▶ _WHAT IS NEEDED_:
Tally the lines that include "title". Output the number only.

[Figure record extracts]

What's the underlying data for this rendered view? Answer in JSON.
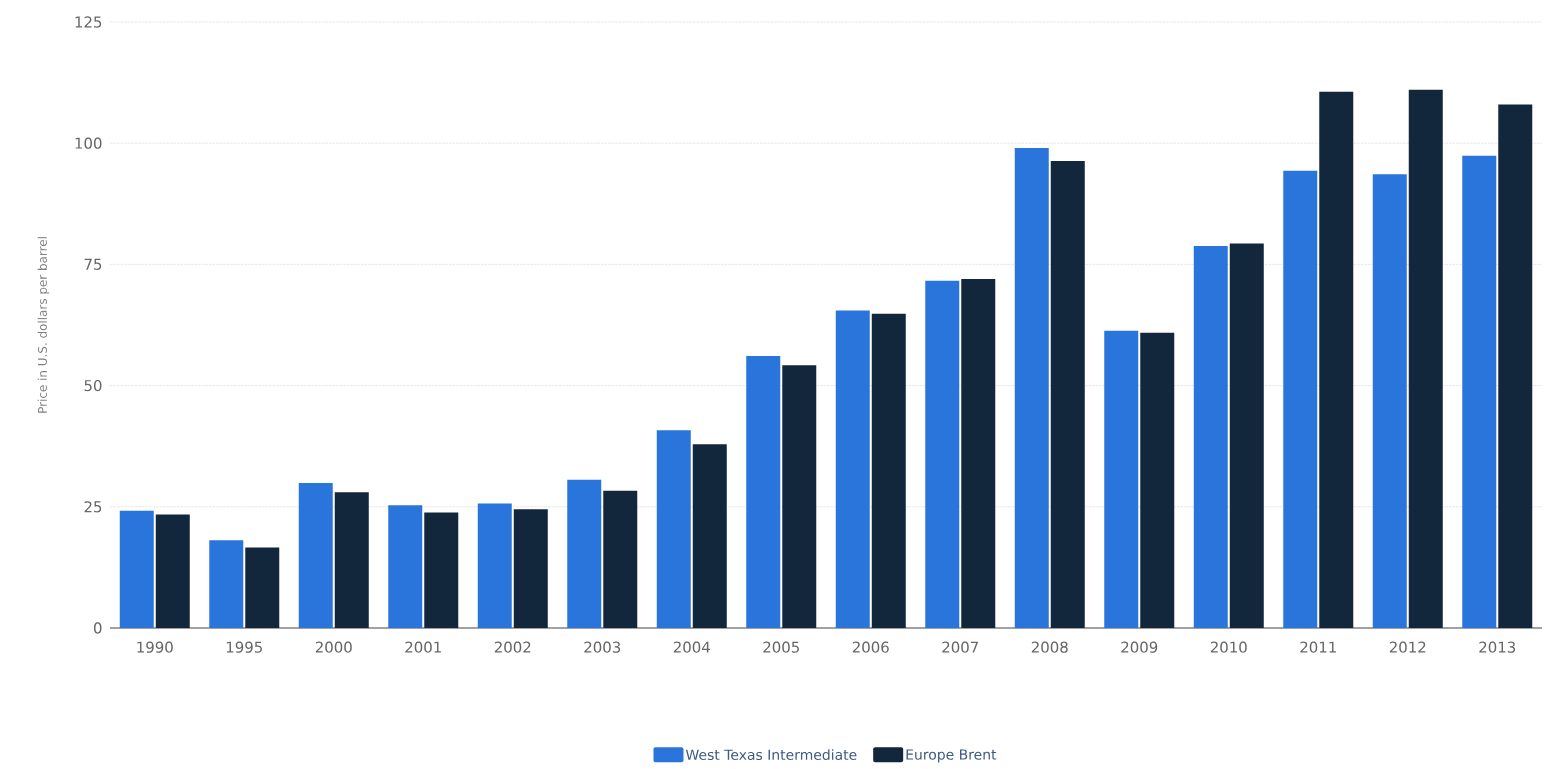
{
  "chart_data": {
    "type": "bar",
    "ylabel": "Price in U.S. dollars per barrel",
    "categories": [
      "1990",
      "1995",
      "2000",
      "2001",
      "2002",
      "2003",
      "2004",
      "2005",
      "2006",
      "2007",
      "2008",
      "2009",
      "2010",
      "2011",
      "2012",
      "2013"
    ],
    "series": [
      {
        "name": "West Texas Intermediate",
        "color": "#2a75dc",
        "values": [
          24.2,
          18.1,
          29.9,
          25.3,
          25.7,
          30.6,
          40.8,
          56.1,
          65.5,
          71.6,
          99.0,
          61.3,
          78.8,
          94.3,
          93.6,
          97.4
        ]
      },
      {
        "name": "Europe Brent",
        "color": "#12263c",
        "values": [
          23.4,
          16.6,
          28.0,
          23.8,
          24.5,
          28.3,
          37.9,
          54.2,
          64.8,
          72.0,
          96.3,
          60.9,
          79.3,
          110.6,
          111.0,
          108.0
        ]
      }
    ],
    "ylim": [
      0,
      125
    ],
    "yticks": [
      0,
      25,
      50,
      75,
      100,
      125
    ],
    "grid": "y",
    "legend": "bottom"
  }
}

---

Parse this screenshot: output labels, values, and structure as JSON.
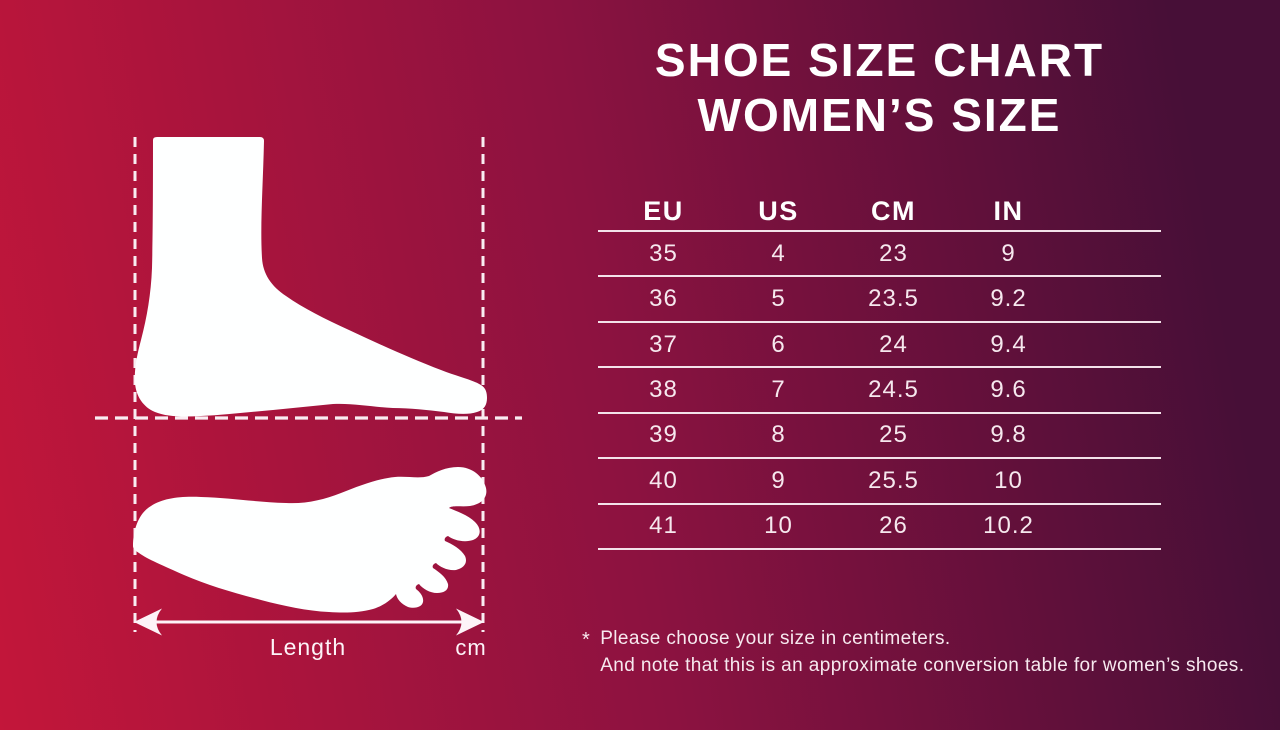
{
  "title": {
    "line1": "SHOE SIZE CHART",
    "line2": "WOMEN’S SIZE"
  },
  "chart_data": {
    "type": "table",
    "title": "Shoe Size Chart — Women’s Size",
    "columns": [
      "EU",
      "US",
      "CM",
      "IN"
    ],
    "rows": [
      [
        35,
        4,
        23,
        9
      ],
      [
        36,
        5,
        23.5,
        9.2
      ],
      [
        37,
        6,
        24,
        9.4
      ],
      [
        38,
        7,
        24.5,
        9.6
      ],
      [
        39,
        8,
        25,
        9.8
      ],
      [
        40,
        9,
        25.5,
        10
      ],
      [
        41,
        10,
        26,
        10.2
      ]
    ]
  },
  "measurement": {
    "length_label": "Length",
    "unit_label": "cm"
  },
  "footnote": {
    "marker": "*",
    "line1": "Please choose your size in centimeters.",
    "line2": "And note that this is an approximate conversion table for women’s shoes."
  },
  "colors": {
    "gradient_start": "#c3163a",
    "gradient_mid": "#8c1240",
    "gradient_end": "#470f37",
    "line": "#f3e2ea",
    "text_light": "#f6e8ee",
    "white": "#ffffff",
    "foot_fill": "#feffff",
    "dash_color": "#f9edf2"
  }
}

▶ _SOLVED EXERCISE_:
2